— BEGIN —
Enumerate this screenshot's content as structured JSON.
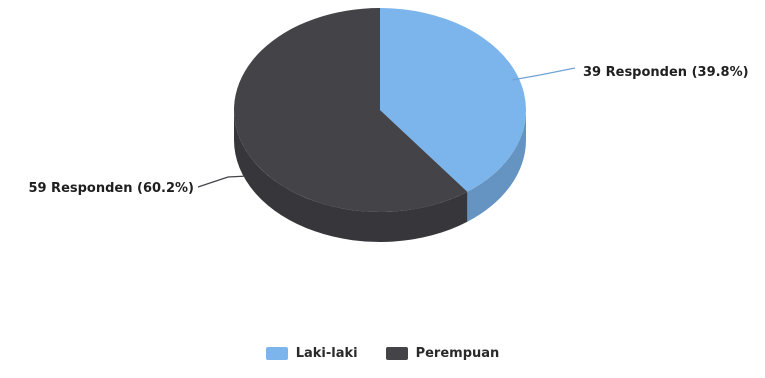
{
  "chart_data": {
    "type": "pie",
    "title": "",
    "three_d": true,
    "legend_position": "bottom",
    "slices": [
      {
        "label": "Laki-laki",
        "value": 39,
        "percent": 39.8,
        "color": "#7cb5ec",
        "data_label": "39 Responden (39.8%)"
      },
      {
        "label": "Perempuan",
        "value": 59,
        "percent": 60.2,
        "color": "#434348",
        "data_label": "59 Responden (60.2%)"
      }
    ]
  }
}
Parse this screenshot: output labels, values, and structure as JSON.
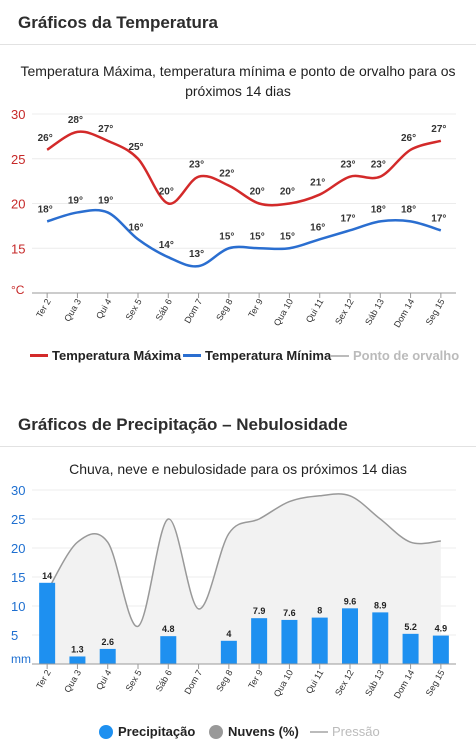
{
  "sections": [
    {
      "title": "Gráficos da Temperatura",
      "subtitle": "Temperatura Máxima, temperatura mínima e ponto de orvalho para os próximos 14 dias"
    },
    {
      "title": "Gráficos de Precipitação – Nebulosidade",
      "subtitle": "Chuva, neve e nebulosidade para os próximos 14 dias"
    }
  ],
  "colors": {
    "max": "#d32a2a",
    "min": "#2a6ed0",
    "dew": "#bbbbbb",
    "precip": "#1e90f0",
    "clouds": "#999999",
    "axis_red": "#c62828",
    "axis_blue": "#1e6fd0"
  },
  "chart_data": [
    {
      "type": "line",
      "categories": [
        "Ter 2",
        "Qua 3",
        "Qui 4",
        "Sex 5",
        "Sáb 6",
        "Dom 7",
        "Seg 8",
        "Ter 9",
        "Qua 10",
        "Qui 11",
        "Sex 12",
        "Sáb 13",
        "Dom 14",
        "Seg 15"
      ],
      "ylim": [
        10,
        30
      ],
      "yticks": [
        15,
        20,
        25,
        30
      ],
      "yunit": "°C",
      "series": [
        {
          "name": "Temperatura Máxima",
          "values": [
            26,
            28,
            27,
            25,
            20,
            23,
            22,
            20,
            20,
            21,
            23,
            23,
            26,
            27
          ],
          "labels": [
            "26°",
            "28°",
            "27°",
            "25°",
            "20°",
            "23°",
            "22°",
            "20°",
            "20°",
            "21°",
            "23°",
            "23°",
            "26°",
            "27°"
          ]
        },
        {
          "name": "Temperatura Mínima",
          "values": [
            18,
            19,
            19,
            16,
            14,
            13,
            15,
            15,
            15,
            16,
            17,
            18,
            18,
            17
          ],
          "labels": [
            "18°",
            "19°",
            "19°",
            "16°",
            "14°",
            "13°",
            "15°",
            "15°",
            "15°",
            "16°",
            "17°",
            "18°",
            "18°",
            "17°"
          ]
        }
      ],
      "legend": [
        "Temperatura Máxima",
        "Temperatura Mínima",
        "Ponto de orvalho"
      ],
      "legend_position": "bottom"
    },
    {
      "type": "bar",
      "categories": [
        "Ter 2",
        "Qua 3",
        "Qui 4",
        "Sex 5",
        "Sáb 6",
        "Dom 7",
        "Seg 8",
        "Ter 9",
        "Qua 10",
        "Qui 11",
        "Sex 12",
        "Sáb 13",
        "Dom 14",
        "Seg 15"
      ],
      "ylim": [
        0,
        30
      ],
      "yticks": [
        5,
        10,
        15,
        20,
        25,
        30
      ],
      "yunit": "mm",
      "series": [
        {
          "name": "Precipitação",
          "values": [
            14,
            1.3,
            2.6,
            0,
            4.8,
            0,
            4,
            7.9,
            7.6,
            8,
            9.6,
            8.9,
            5.2,
            4.9
          ],
          "labels": [
            "14",
            "1.3",
            "2.6",
            "",
            "4.8",
            "",
            "4",
            "7.9",
            "7.6",
            "8",
            "9.6",
            "8.9",
            "5.2",
            "4.9"
          ]
        },
        {
          "name": "Nuvens (%)",
          "values": [
            12.5,
            21,
            21,
            6.5,
            25,
            9.5,
            22.5,
            25,
            28,
            29,
            29,
            25,
            21,
            21.2
          ]
        }
      ],
      "legend": [
        "Precipitação",
        "Nuvens (%)",
        "Pressão"
      ],
      "legend_position": "bottom"
    }
  ]
}
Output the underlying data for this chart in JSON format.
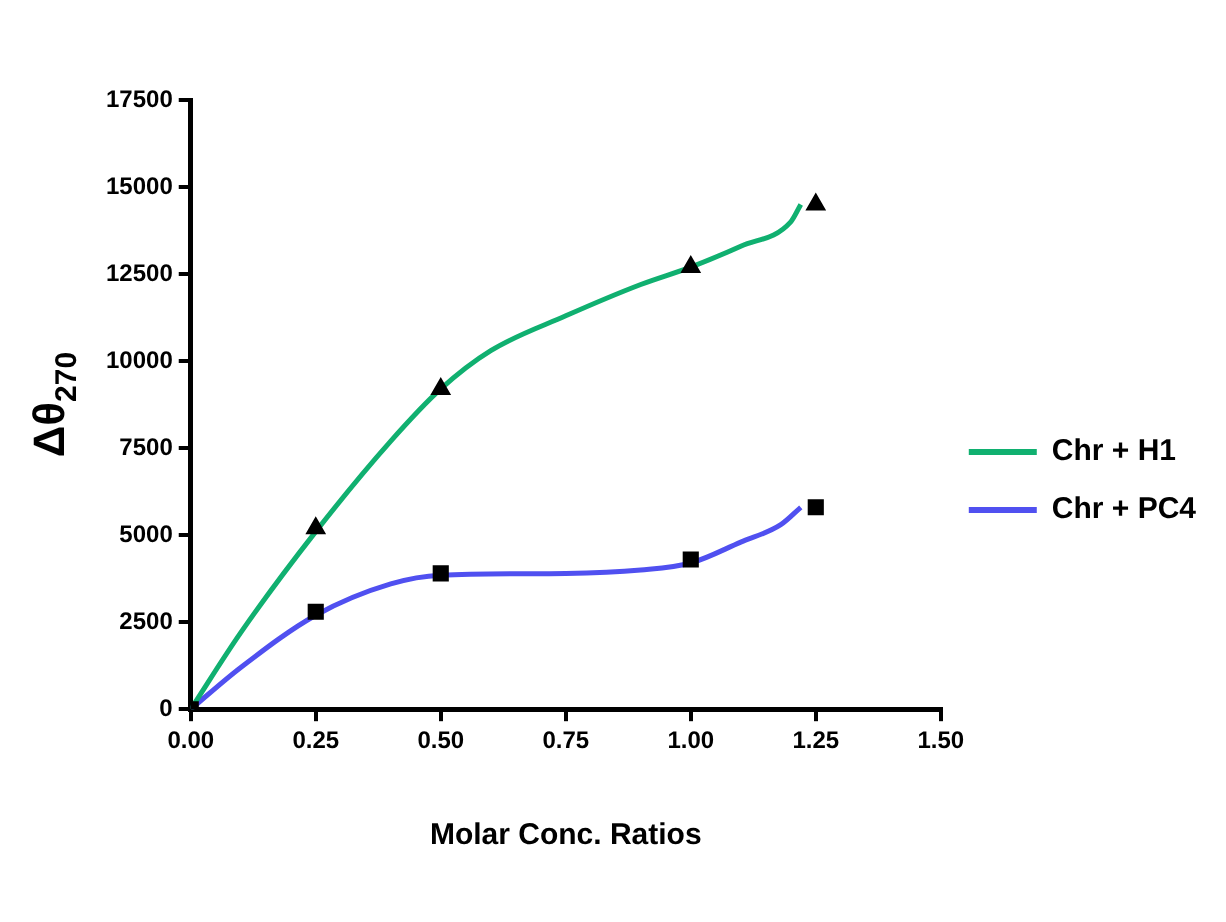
{
  "chart_data": {
    "type": "line",
    "xlabel": "Molar Conc. Ratios",
    "ylabel": "Δθ$_{270}$",
    "xlim": [
      0,
      1.5
    ],
    "xticks": [
      {
        "value": 0,
        "label": "0.00"
      },
      {
        "value": 0.25,
        "label": "0.25"
      },
      {
        "value": 0.5,
        "label": "0.50"
      },
      {
        "value": 0.75,
        "label": "0.75"
      },
      {
        "value": 1,
        "label": "1.00"
      },
      {
        "value": 1.25,
        "label": "1.25"
      },
      {
        "value": 1.5,
        "label": "1.50"
      }
    ],
    "ylim": [
      0,
      17500
    ],
    "yticks": [
      0,
      2500,
      5000,
      7500,
      10000,
      12500,
      15000,
      17500
    ],
    "grid": false,
    "legend": "right",
    "series": [
      {
        "type": "scatter",
        "marker": "triangle",
        "color": "#000000",
        "x": [
          0.25,
          0.5,
          1,
          1.25
        ],
        "values": [
          5200,
          9200,
          12700,
          14500
        ]
      },
      {
        "type": "scatter",
        "marker": "square",
        "color": "#000000",
        "x": [
          0,
          0.25,
          0.5,
          1,
          1.25
        ],
        "values": [
          0,
          2800,
          3900,
          4300,
          5800
        ]
      },
      {
        "name": "Chr + H1",
        "color": "#10b070",
        "marker": "none",
        "x": [
          0,
          0.1,
          0.25,
          0.4,
          0.5,
          0.6,
          0.75,
          0.9,
          1,
          1.1,
          1.2,
          1.22
        ],
        "values": [
          0,
          2200,
          5100,
          7700,
          9200,
          10300,
          11300,
          12200,
          12700,
          13300,
          14000,
          14500
        ]
      },
      {
        "name": "Chr + PC4",
        "color": "#5050f0",
        "marker": "none",
        "x": [
          0,
          0.1,
          0.25,
          0.4,
          0.5,
          0.75,
          0.9,
          1,
          1.1,
          1.18,
          1.22
        ],
        "values": [
          0,
          1200,
          2700,
          3600,
          3850,
          3900,
          4000,
          4200,
          4800,
          5300,
          5800
        ]
      }
    ]
  }
}
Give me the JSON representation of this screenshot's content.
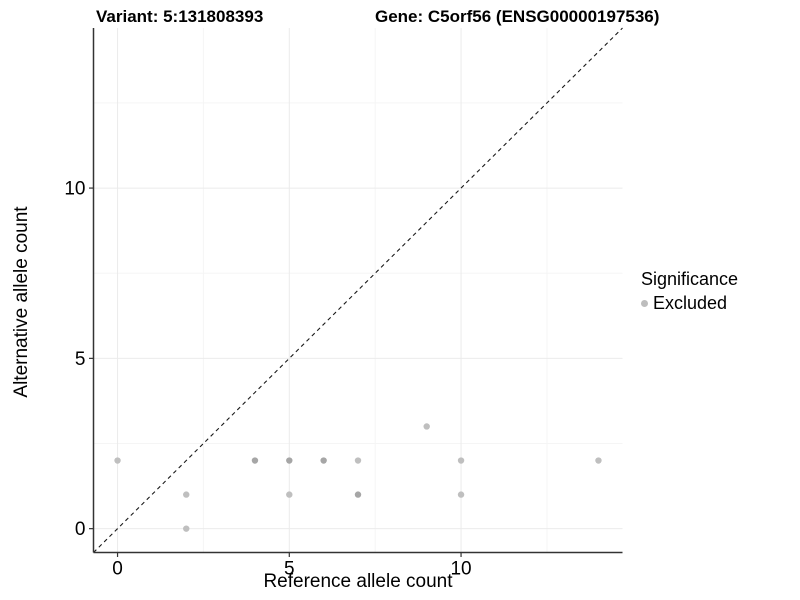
{
  "header": {
    "variant_title": "Variant: 5:131808393",
    "gene_title": "Gene: C5orf56 (ENSG00000197536)"
  },
  "chart_data": {
    "type": "scatter",
    "title": "Variant: 5:131808393",
    "subtitle": "Gene: C5orf56 (ENSG00000197536)",
    "xlabel": "Reference allele count",
    "ylabel": "Alternative allele count",
    "xlim": [
      -0.7,
      14.7
    ],
    "ylim": [
      -0.7,
      14.7
    ],
    "x_ticks": [
      {
        "value": 0,
        "label": "0"
      },
      {
        "value": 5,
        "label": "5"
      },
      {
        "value": 10,
        "label": "10"
      }
    ],
    "y_ticks": [
      {
        "value": 0,
        "label": "0"
      },
      {
        "value": 5,
        "label": "5"
      },
      {
        "value": 10,
        "label": "10"
      }
    ],
    "minor_grid_values": [
      2.5,
      7.5,
      12.5
    ],
    "grid": true,
    "identity_line": {
      "style": "dashed",
      "from": -0.7,
      "to": 14.7
    },
    "series": [
      {
        "name": "Excluded",
        "points": [
          {
            "x": 0,
            "y": 2,
            "shade": "light"
          },
          {
            "x": 2,
            "y": 0,
            "shade": "light"
          },
          {
            "x": 2,
            "y": 1,
            "shade": "light"
          },
          {
            "x": 4,
            "y": 2,
            "shade": "dark"
          },
          {
            "x": 5,
            "y": 1,
            "shade": "light"
          },
          {
            "x": 5,
            "y": 2,
            "shade": "dark"
          },
          {
            "x": 6,
            "y": 2,
            "shade": "dark"
          },
          {
            "x": 7,
            "y": 1,
            "shade": "dark"
          },
          {
            "x": 7,
            "y": 2,
            "shade": "light"
          },
          {
            "x": 9,
            "y": 3,
            "shade": "light"
          },
          {
            "x": 10,
            "y": 1,
            "shade": "light"
          },
          {
            "x": 10,
            "y": 2,
            "shade": "light"
          },
          {
            "x": 14,
            "y": 2,
            "shade": "light"
          }
        ]
      }
    ],
    "legend": {
      "position": "right",
      "title": "Significance",
      "items": [
        {
          "label": "Excluded",
          "marker": "point-marker-icon",
          "marker_color": "#bdbdbd"
        }
      ]
    }
  },
  "colors": {
    "background": "#ffffff",
    "point_light": "#bfbfbf",
    "point_dark": "#a6a6a6",
    "grid_major": "#ebebeb",
    "grid_minor": "#f5f5f5",
    "axis_line": "#333333",
    "tick_mark": "#333333",
    "identity_line": "#1a1a1a",
    "text": "#000000"
  }
}
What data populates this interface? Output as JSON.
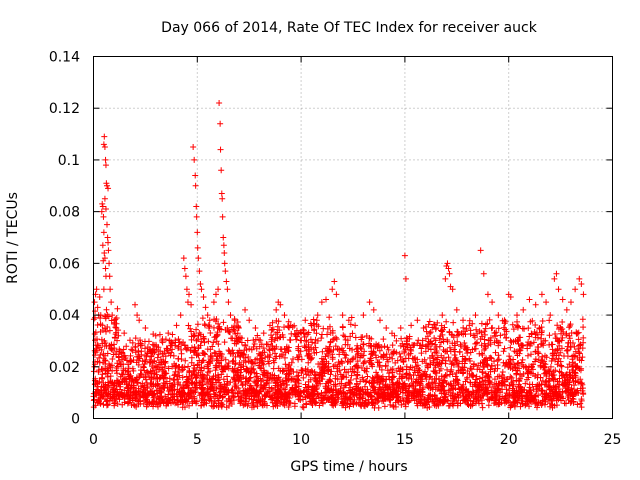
{
  "chart_data": {
    "type": "scatter",
    "title": "Day 066 of 2014, Rate Of TEC Index for receiver auck",
    "xlabel": "GPS time / hours",
    "ylabel": "ROTI / TECUs",
    "xlim": [
      0,
      25
    ],
    "ylim": [
      0,
      0.14
    ],
    "x_ticks": [
      0,
      5,
      10,
      15,
      20,
      25
    ],
    "y_ticks": [
      0,
      0.02,
      0.04,
      0.06,
      0.08,
      0.1,
      0.12,
      0.14
    ],
    "x_tick_labels": [
      "0",
      "5",
      "10",
      "15",
      "20",
      "25"
    ],
    "y_tick_labels": [
      "0",
      "0.02",
      "0.04",
      "0.06",
      "0.08",
      "0.1",
      "0.12",
      "0.14"
    ],
    "grid": true,
    "legend": "none",
    "marker": "plus",
    "color": "#ff0000",
    "points": [
      [
        0.05,
        0.045
      ],
      [
        0.1,
        0.048
      ],
      [
        0.15,
        0.05
      ],
      [
        0.2,
        0.043
      ],
      [
        0.3,
        0.047
      ],
      [
        0.35,
        0.04
      ],
      [
        0.4,
        0.08
      ],
      [
        0.42,
        0.083
      ],
      [
        0.45,
        0.082
      ],
      [
        0.48,
        0.078
      ],
      [
        0.5,
        0.072
      ],
      [
        0.52,
        0.064
      ],
      [
        0.55,
        0.062
      ],
      [
        0.58,
        0.058
      ],
      [
        0.6,
        0.055
      ],
      [
        0.5,
        0.05
      ],
      [
        0.45,
        0.067
      ],
      [
        0.47,
        0.061
      ],
      [
        0.5,
        0.106
      ],
      [
        0.52,
        0.109
      ],
      [
        0.55,
        0.105
      ],
      [
        0.58,
        0.1
      ],
      [
        0.6,
        0.098
      ],
      [
        0.62,
        0.091
      ],
      [
        0.65,
        0.09
      ],
      [
        0.7,
        0.089
      ],
      [
        0.55,
        0.085
      ],
      [
        0.6,
        0.081
      ],
      [
        0.65,
        0.075
      ],
      [
        0.68,
        0.07
      ],
      [
        0.7,
        0.068
      ],
      [
        0.72,
        0.065
      ],
      [
        0.75,
        0.06
      ],
      [
        0.78,
        0.055
      ],
      [
        0.8,
        0.05
      ],
      [
        0.85,
        0.045
      ],
      [
        0.9,
        0.04
      ],
      [
        1.0,
        0.038
      ],
      [
        1.1,
        0.035
      ],
      [
        1.2,
        0.032
      ],
      [
        2.0,
        0.044
      ],
      [
        2.1,
        0.04
      ],
      [
        2.2,
        0.038
      ],
      [
        2.5,
        0.035
      ],
      [
        3.0,
        0.032
      ],
      [
        3.3,
        0.03
      ],
      [
        3.6,
        0.033
      ],
      [
        4.0,
        0.036
      ],
      [
        4.2,
        0.04
      ],
      [
        4.35,
        0.062
      ],
      [
        4.4,
        0.058
      ],
      [
        4.45,
        0.055
      ],
      [
        4.5,
        0.05
      ],
      [
        4.55,
        0.045
      ],
      [
        4.6,
        0.048
      ],
      [
        4.7,
        0.044
      ],
      [
        4.8,
        0.105
      ],
      [
        4.85,
        0.1
      ],
      [
        4.9,
        0.094
      ],
      [
        4.92,
        0.09
      ],
      [
        4.95,
        0.082
      ],
      [
        4.97,
        0.078
      ],
      [
        5.0,
        0.072
      ],
      [
        5.02,
        0.066
      ],
      [
        5.05,
        0.062
      ],
      [
        5.1,
        0.057
      ],
      [
        5.15,
        0.052
      ],
      [
        5.2,
        0.05
      ],
      [
        5.3,
        0.047
      ],
      [
        5.4,
        0.043
      ],
      [
        5.5,
        0.04
      ],
      [
        5.6,
        0.038
      ],
      [
        5.8,
        0.045
      ],
      [
        5.9,
        0.048
      ],
      [
        6.0,
        0.05
      ],
      [
        6.05,
        0.122
      ],
      [
        6.1,
        0.114
      ],
      [
        6.12,
        0.104
      ],
      [
        6.15,
        0.096
      ],
      [
        6.18,
        0.087
      ],
      [
        6.2,
        0.085
      ],
      [
        6.22,
        0.078
      ],
      [
        6.25,
        0.07
      ],
      [
        6.28,
        0.067
      ],
      [
        6.3,
        0.064
      ],
      [
        6.32,
        0.06
      ],
      [
        6.35,
        0.057
      ],
      [
        6.4,
        0.053
      ],
      [
        6.45,
        0.05
      ],
      [
        6.5,
        0.045
      ],
      [
        6.6,
        0.04
      ],
      [
        6.8,
        0.038
      ],
      [
        7.0,
        0.035
      ],
      [
        7.3,
        0.042
      ],
      [
        7.5,
        0.038
      ],
      [
        7.8,
        0.035
      ],
      [
        8.2,
        0.033
      ],
      [
        8.5,
        0.036
      ],
      [
        8.8,
        0.042
      ],
      [
        8.9,
        0.045
      ],
      [
        9.0,
        0.044
      ],
      [
        9.2,
        0.04
      ],
      [
        9.5,
        0.036
      ],
      [
        9.8,
        0.034
      ],
      [
        10.2,
        0.038
      ],
      [
        10.5,
        0.036
      ],
      [
        10.8,
        0.04
      ],
      [
        11.0,
        0.045
      ],
      [
        11.2,
        0.046
      ],
      [
        11.5,
        0.05
      ],
      [
        11.6,
        0.053
      ],
      [
        11.7,
        0.048
      ],
      [
        12.0,
        0.04
      ],
      [
        12.3,
        0.038
      ],
      [
        12.6,
        0.036
      ],
      [
        13.0,
        0.04
      ],
      [
        13.3,
        0.045
      ],
      [
        13.5,
        0.042
      ],
      [
        13.8,
        0.038
      ],
      [
        14.1,
        0.035
      ],
      [
        14.5,
        0.032
      ],
      [
        14.8,
        0.035
      ],
      [
        15.0,
        0.063
      ],
      [
        15.05,
        0.054
      ],
      [
        15.3,
        0.036
      ],
      [
        15.6,
        0.038
      ],
      [
        15.9,
        0.035
      ],
      [
        16.2,
        0.033
      ],
      [
        16.5,
        0.035
      ],
      [
        16.8,
        0.04
      ],
      [
        16.95,
        0.054
      ],
      [
        17.0,
        0.059
      ],
      [
        17.05,
        0.06
      ],
      [
        17.1,
        0.058
      ],
      [
        17.15,
        0.056
      ],
      [
        17.2,
        0.051
      ],
      [
        17.3,
        0.05
      ],
      [
        17.5,
        0.042
      ],
      [
        17.8,
        0.038
      ],
      [
        18.1,
        0.036
      ],
      [
        18.4,
        0.04
      ],
      [
        18.65,
        0.065
      ],
      [
        18.8,
        0.056
      ],
      [
        19.0,
        0.048
      ],
      [
        19.2,
        0.045
      ],
      [
        19.5,
        0.04
      ],
      [
        19.8,
        0.038
      ],
      [
        20.0,
        0.048
      ],
      [
        20.1,
        0.047
      ],
      [
        20.4,
        0.04
      ],
      [
        20.7,
        0.042
      ],
      [
        21.0,
        0.046
      ],
      [
        21.3,
        0.044
      ],
      [
        21.6,
        0.048
      ],
      [
        21.8,
        0.045
      ],
      [
        22.0,
        0.04
      ],
      [
        22.2,
        0.054
      ],
      [
        22.3,
        0.056
      ],
      [
        22.4,
        0.05
      ],
      [
        22.6,
        0.046
      ],
      [
        22.8,
        0.042
      ],
      [
        23.0,
        0.045
      ],
      [
        23.2,
        0.05
      ],
      [
        23.4,
        0.054
      ],
      [
        23.5,
        0.052
      ],
      [
        23.6,
        0.048
      ]
    ]
  }
}
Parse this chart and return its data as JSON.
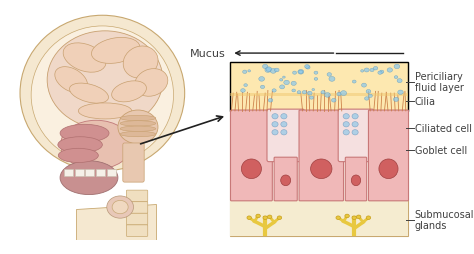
{
  "bg_color": "#ffffff",
  "diagram_bg": "#fdf6ec",
  "cell_color": "#f0b8b8",
  "cell_border": "#c87878",
  "nucleus_color": "#d06060",
  "goblet_cell_color": "#f5d0d0",
  "mucus_layer_color": "#fde8b0",
  "cilia_color": "#c87840",
  "submucosal_color": "#f5e8c0",
  "gland_color": "#e8c840",
  "annotation_color": "#404040",
  "arrow_color": "#202020",
  "droplet_color": "#90c8e8",
  "labels": {
    "mucus": "Mucus",
    "periciliary": "Periciliary\nfluid layer",
    "cilia": "Cilia",
    "ciliated": "Ciliated cell",
    "goblet": "Goblet cell",
    "submucosal": "Submucosal\nglands"
  },
  "font_size_labels": 7,
  "font_size_mucus": 8
}
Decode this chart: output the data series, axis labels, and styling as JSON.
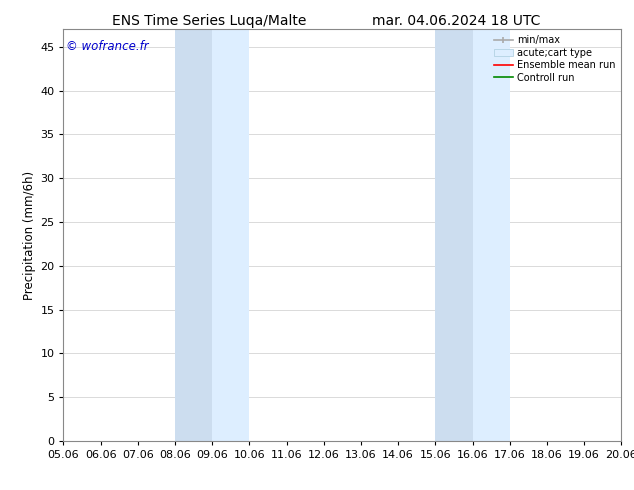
{
  "title_left": "ENS Time Series Luqa/Malte",
  "title_right": "mar. 04.06.2024 18 UTC",
  "ylabel": "Precipitation (mm/6h)",
  "watermark": "© wofrance.fr",
  "watermark_color": "#0000cc",
  "xlim_min": 5.06,
  "xlim_max": 20.06,
  "ylim_min": 0,
  "ylim_max": 47,
  "yticks": [
    0,
    5,
    10,
    15,
    20,
    25,
    30,
    35,
    40,
    45
  ],
  "xtick_labels": [
    "05.06",
    "06.06",
    "07.06",
    "08.06",
    "09.06",
    "10.06",
    "11.06",
    "12.06",
    "13.06",
    "14.06",
    "15.06",
    "16.06",
    "17.06",
    "18.06",
    "19.06",
    "20.06"
  ],
  "xtick_values": [
    5.06,
    6.06,
    7.06,
    8.06,
    9.06,
    10.06,
    11.06,
    12.06,
    13.06,
    14.06,
    15.06,
    16.06,
    17.06,
    18.06,
    19.06,
    20.06
  ],
  "shaded_regions": [
    [
      8.06,
      9.06
    ],
    [
      9.06,
      10.06
    ],
    [
      15.06,
      16.06
    ],
    [
      16.06,
      17.06
    ]
  ],
  "shaded_colors": [
    "#ccddef",
    "#ddeeff",
    "#ccddef",
    "#ddeeff"
  ],
  "shaded_edge_color": "none",
  "background_color": "#ffffff",
  "plot_bg_color": "#ffffff",
  "legend_labels": [
    "min/max",
    "acute;cart type",
    "Ensemble mean run",
    "Controll run"
  ],
  "title_fontsize": 10,
  "tick_fontsize": 8,
  "ylabel_fontsize": 8.5
}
— END —
- [Exercise details]:
For the listing above, identify each line bearing "dias".

- [Task solution]:
      "subtitle": "Temperatura Máxima, temperatura mínima e ponto de orvalho para os próximos 14 dias"
      "subtitle": "Chuva, neve e nebulosidade para os próximos 14 dias"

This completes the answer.